**Exercise input**
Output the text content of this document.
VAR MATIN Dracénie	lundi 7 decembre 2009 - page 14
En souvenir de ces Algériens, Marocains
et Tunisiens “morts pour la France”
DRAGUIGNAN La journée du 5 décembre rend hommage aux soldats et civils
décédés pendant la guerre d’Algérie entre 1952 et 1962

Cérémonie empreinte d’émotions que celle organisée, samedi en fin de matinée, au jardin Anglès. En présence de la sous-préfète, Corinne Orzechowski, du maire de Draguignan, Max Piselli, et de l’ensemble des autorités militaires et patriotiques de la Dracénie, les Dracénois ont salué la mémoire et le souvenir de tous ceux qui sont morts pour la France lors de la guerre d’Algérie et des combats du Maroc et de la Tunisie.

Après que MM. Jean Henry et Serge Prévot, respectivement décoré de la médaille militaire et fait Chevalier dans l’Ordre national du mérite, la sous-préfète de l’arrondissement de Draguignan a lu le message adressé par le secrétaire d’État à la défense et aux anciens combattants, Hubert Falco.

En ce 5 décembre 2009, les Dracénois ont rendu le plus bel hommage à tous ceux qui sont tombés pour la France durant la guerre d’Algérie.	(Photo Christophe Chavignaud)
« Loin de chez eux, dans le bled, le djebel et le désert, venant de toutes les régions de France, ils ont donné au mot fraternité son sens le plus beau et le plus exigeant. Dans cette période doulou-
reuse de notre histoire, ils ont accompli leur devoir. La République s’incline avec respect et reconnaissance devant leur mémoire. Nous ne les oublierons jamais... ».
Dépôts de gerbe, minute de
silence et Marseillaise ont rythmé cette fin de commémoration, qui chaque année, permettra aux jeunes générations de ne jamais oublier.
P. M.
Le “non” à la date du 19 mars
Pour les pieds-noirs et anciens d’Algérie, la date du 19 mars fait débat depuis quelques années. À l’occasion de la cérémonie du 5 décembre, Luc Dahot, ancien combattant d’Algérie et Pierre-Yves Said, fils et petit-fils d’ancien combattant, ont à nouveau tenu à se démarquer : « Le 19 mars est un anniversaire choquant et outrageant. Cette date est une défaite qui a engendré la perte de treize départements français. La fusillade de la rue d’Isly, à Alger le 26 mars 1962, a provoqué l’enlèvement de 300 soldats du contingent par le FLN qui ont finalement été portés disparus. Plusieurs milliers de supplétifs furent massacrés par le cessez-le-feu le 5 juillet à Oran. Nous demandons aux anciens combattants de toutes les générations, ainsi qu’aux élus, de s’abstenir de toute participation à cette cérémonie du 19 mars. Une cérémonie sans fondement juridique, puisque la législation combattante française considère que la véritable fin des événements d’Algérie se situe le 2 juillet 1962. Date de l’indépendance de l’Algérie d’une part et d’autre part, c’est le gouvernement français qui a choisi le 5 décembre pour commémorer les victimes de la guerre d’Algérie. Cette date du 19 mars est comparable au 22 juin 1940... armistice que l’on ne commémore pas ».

**Short exercise**
Quote all of the entries exactly as they appear.

**Output for this task**
Output the text content of this document.
VAR MATIN Dracénie	lundi 7 decembre 2009 - page 14
En souvenir de ces Algériens, Marocains
et Tunisiens “morts pour la France”
DRAGUIGNAN La journée du 5 décembre rend hommage aux soldats et civils
décédés pendant la guerre d’Algérie entre 1952 et 1962

Cérémonie empreinte d’émotions que celle organisée, samedi en fin de matinée, au jardin Anglès. En présence de la sous-préfète, Corinne Orzechowski, du maire de Draguignan, Max Piselli, et de l’ensemble des autorités militaires et patriotiques de la Dracénie, les Dracénois ont salué la mémoire et le souvenir de tous ceux qui sont morts pour la France lors de la guerre d’Algérie et des combats du Maroc et de la Tunisie.

Après que MM. Jean Henry et Serge Prévot, respectivement décoré de la médaille militaire et fait Chevalier dans l’Ordre national du mérite, la sous-préfète de l’arrondissement de Draguignan a lu le message adressé par le secrétaire d’État à la défense et aux anciens combattants, Hubert Falco.

En ce 5 décembre 2009, les Dracénois ont rendu le plus bel hommage à tous ceux qui sont tombés pour la France durant la guerre d’Algérie.	(Photo Christophe Chavignaud)
« Loin de chez eux, dans le bled, le djebel et le désert, venant de toutes les régions de France, ils ont donné au mot fraternité son sens le plus beau et le plus exigeant. Dans cette période doulou-
reuse de notre histoire, ils ont accompli leur devoir. La République s’incline avec respect et reconnaissance devant leur mémoire. Nous ne les oublierons jamais... ».
Dépôts de gerbe, minute de
silence et Marseillaise ont rythmé cette fin de commémoration, qui chaque année, permettra aux jeunes générations de ne jamais oublier.
P. M.
Le “non” à la date du 19 mars
Pour les pieds-noirs et anciens d’Algérie, la date du 19 mars fait débat depuis quelques années. À l’occasion de la cérémonie du 5 décembre, Luc Dahot, ancien combattant d’Algérie et Pierre-Yves Said, fils et petit-fils d’ancien combattant, ont à nouveau tenu à se démarquer : « Le 19 mars est un anniversaire choquant et outrageant. Cette date est une défaite qui a engendré la perte de treize départements français. La fusillade de la rue d’Isly, à Alger le 26 mars 1962, a provoqué l’enlèvement de 300 soldats du contingent par le FLN qui ont finalement été portés disparus. Plusieurs milliers de supplétifs furent massacrés par le cessez-le-feu le 5 juillet à Oran. Nous demandons aux anciens combattants de toutes les générations, ainsi qu’aux élus, de s’abstenir de toute participation à cette cérémonie du 19 mars. Une cérémonie sans fondement juridique, puisque la législation combattante française considère que la véritable fin des événements d’Algérie se situe le 2 juillet 1962. Date de l’indépendance de l’Algérie d’une part et d’autre part, c’est le gouvernement français qui a choisi le 5 décembre pour commémorer les victimes de la guerre d’Algérie. Cette date du 19 mars est comparable au 22 juin 1940... armistice que l’on ne commémore pas ».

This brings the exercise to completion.